» **Exercise task**
From the listing below, pull each line that includes "JSON".

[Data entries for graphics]
—————
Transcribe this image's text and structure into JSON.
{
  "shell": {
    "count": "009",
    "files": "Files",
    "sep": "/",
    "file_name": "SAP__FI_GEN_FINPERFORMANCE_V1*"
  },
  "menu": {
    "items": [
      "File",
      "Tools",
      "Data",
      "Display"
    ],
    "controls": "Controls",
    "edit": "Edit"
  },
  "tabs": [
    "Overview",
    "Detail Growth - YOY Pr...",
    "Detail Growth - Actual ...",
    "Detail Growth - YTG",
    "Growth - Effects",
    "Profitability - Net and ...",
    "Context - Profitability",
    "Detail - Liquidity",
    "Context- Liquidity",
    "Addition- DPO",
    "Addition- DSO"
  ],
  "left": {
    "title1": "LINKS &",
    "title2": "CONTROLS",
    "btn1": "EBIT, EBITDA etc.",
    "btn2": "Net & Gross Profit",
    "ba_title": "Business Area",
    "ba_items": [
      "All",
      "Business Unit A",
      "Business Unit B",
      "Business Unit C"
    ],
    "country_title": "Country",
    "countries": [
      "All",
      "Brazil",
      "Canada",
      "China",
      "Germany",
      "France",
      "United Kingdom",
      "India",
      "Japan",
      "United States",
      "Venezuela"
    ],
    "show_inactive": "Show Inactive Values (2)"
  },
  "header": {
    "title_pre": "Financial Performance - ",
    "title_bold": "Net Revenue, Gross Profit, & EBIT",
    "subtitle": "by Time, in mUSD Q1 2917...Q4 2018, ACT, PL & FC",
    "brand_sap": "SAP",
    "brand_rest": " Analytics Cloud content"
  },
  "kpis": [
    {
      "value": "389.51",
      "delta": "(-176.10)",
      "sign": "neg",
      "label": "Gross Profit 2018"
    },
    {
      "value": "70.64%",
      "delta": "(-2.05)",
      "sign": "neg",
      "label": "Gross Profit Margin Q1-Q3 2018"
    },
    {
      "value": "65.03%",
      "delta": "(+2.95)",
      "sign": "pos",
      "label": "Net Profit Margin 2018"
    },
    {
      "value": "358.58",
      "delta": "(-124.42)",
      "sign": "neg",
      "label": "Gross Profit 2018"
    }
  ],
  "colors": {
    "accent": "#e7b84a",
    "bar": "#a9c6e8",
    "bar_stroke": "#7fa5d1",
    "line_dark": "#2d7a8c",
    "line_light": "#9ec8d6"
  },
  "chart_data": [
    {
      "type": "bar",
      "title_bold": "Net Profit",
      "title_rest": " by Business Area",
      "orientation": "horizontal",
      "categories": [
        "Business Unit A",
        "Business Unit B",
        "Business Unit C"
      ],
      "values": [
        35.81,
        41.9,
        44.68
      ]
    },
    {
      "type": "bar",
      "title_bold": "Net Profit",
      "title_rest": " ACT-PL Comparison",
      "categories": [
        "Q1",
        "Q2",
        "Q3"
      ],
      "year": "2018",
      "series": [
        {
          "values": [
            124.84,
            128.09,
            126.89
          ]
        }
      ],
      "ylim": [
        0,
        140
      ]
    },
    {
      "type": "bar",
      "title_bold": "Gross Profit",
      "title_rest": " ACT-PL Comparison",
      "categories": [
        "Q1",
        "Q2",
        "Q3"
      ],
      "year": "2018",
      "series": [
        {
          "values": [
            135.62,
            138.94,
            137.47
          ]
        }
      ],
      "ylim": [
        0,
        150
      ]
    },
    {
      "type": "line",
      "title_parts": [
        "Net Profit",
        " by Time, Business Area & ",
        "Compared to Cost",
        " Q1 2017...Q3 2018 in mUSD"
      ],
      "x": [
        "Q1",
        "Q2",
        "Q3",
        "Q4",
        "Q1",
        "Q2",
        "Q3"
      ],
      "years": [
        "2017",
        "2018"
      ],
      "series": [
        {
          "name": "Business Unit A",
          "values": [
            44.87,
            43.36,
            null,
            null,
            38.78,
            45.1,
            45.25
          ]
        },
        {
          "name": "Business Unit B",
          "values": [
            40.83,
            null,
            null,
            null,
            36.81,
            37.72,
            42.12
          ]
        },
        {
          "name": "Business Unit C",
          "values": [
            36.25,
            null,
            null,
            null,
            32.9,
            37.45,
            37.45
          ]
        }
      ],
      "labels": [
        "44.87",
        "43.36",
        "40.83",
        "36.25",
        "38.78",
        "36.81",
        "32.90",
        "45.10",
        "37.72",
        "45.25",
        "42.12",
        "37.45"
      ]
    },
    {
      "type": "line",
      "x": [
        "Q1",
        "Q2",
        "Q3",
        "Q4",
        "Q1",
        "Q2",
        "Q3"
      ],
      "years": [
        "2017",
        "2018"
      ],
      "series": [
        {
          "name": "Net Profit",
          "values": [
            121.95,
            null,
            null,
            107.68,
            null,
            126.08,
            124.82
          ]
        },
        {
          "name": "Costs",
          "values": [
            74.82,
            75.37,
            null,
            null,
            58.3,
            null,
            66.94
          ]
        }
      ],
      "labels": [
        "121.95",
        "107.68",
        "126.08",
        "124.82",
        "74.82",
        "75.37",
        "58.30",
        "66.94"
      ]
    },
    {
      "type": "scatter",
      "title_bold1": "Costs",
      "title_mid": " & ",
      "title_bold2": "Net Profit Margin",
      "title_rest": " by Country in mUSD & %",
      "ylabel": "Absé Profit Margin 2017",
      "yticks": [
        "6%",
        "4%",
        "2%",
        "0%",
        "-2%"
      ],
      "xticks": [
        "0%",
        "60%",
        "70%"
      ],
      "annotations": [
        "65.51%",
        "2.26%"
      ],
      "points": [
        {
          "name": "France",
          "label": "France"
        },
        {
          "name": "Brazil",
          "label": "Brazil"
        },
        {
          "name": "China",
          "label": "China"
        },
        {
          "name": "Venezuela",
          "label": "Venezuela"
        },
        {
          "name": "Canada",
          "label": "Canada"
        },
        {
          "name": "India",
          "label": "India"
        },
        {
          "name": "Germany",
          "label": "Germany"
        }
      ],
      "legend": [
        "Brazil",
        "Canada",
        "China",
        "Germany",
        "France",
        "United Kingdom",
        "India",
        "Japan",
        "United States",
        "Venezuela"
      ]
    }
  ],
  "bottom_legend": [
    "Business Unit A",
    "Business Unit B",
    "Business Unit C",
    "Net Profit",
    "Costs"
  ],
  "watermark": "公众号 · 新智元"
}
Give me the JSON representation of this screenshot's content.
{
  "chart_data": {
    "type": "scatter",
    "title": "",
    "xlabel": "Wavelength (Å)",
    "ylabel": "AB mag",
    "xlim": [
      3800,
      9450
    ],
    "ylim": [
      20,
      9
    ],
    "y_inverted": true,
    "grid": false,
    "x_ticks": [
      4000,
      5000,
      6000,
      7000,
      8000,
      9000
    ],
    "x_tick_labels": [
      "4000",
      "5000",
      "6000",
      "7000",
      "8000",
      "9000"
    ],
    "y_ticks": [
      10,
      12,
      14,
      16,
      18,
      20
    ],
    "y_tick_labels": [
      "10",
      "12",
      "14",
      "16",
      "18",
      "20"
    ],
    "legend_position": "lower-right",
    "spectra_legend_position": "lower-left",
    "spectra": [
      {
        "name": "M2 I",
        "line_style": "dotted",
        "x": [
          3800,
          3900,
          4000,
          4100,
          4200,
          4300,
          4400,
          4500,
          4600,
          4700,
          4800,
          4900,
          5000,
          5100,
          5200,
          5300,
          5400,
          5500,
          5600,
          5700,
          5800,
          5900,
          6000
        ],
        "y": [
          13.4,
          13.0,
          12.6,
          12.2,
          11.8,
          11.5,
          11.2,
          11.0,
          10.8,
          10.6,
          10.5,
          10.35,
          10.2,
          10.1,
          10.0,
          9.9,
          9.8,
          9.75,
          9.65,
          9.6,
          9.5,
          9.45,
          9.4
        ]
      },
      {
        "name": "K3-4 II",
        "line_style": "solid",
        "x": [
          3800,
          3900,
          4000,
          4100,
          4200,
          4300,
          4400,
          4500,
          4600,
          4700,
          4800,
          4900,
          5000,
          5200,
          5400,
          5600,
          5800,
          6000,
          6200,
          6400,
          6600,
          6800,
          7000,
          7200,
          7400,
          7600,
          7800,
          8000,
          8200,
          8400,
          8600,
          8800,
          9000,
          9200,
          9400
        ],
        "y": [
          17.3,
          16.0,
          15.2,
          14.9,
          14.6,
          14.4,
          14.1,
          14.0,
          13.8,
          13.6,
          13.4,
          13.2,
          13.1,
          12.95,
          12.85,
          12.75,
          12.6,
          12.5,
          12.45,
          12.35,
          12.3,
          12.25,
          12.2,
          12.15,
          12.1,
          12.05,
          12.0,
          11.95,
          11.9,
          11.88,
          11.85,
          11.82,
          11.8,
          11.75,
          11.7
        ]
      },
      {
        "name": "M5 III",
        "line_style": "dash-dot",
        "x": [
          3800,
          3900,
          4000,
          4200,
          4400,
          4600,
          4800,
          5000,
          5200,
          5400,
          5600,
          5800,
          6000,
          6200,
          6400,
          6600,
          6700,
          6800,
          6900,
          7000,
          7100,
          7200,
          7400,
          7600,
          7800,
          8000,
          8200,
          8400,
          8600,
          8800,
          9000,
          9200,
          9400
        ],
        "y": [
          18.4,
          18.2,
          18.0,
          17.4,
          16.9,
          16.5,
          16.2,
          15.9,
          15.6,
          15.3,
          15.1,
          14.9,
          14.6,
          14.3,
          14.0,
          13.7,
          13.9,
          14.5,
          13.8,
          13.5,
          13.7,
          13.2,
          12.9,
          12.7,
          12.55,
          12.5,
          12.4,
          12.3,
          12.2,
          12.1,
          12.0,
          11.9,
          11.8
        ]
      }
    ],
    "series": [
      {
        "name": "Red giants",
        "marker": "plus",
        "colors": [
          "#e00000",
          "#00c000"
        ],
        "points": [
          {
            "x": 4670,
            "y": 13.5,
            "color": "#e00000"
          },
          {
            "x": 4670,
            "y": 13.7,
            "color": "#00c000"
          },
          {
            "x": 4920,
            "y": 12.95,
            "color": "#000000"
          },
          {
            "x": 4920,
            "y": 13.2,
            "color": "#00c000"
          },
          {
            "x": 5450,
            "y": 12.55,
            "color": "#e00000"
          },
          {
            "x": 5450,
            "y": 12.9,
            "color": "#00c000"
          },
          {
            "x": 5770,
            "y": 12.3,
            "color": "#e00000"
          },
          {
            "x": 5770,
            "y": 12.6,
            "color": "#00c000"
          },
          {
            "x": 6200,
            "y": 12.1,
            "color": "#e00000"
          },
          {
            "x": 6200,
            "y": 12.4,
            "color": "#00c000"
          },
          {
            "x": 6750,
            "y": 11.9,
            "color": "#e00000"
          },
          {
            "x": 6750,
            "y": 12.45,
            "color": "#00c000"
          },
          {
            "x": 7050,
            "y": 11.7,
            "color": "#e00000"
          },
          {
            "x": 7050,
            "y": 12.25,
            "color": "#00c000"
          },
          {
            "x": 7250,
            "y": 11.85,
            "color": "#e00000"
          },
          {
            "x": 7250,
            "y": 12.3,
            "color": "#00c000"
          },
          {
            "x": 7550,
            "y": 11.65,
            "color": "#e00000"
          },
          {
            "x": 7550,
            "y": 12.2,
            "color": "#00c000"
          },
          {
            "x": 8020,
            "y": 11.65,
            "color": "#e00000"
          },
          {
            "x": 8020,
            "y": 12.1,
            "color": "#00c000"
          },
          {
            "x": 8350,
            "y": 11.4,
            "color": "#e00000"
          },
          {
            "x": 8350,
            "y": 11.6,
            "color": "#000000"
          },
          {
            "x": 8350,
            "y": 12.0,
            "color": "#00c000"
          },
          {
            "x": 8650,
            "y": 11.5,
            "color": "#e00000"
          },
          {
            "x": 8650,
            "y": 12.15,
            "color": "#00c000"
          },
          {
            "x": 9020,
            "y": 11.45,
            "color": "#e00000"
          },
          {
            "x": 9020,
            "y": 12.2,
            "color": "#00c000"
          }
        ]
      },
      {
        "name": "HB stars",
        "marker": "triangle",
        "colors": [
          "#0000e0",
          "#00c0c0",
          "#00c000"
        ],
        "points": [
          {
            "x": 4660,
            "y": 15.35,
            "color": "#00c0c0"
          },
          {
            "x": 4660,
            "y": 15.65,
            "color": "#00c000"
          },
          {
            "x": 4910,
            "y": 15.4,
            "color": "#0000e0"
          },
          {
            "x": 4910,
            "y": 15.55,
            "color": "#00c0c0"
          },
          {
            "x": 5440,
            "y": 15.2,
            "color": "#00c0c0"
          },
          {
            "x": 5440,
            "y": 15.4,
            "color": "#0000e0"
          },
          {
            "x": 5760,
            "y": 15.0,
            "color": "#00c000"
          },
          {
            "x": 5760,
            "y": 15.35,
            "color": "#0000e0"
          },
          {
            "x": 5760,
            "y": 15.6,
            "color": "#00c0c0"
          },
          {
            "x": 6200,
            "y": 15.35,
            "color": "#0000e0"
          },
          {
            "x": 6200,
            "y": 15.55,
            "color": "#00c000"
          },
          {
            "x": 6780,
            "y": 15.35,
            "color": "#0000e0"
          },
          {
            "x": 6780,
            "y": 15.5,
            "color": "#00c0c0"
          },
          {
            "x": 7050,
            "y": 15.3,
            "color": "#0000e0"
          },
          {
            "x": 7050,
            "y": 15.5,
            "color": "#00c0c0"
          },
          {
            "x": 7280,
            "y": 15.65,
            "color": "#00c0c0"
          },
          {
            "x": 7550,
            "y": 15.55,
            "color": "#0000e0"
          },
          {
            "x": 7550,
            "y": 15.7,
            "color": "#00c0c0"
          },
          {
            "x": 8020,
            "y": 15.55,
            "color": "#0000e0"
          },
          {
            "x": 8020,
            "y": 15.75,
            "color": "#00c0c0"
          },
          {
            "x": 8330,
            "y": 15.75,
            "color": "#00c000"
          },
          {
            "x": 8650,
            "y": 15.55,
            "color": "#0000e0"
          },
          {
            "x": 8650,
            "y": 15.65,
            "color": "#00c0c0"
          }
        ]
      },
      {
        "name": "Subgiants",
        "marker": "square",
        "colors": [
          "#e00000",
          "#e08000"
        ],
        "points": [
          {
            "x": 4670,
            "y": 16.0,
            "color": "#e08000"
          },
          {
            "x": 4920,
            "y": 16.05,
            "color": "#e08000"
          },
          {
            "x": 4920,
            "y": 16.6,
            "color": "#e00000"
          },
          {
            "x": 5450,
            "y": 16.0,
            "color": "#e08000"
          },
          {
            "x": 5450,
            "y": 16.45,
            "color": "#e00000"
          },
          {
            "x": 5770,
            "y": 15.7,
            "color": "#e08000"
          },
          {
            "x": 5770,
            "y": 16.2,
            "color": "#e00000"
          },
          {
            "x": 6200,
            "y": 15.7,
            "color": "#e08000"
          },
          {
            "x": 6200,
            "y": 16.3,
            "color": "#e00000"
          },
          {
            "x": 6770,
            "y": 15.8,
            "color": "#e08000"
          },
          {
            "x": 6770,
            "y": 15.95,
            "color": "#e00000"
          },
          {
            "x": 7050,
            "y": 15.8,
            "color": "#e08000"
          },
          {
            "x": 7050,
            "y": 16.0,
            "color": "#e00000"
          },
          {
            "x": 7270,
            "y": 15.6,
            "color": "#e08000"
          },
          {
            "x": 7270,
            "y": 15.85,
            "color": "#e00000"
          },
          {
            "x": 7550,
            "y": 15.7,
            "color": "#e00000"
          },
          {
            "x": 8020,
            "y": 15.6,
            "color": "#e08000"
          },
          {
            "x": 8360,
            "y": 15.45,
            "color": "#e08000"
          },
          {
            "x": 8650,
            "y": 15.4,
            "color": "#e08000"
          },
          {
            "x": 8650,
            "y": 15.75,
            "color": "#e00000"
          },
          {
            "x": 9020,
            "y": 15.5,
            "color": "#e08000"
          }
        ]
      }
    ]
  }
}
—————
» **Written reply**
Transcribe this image's text and structure into JSON.
Give me the JSON representation of this screenshot's content.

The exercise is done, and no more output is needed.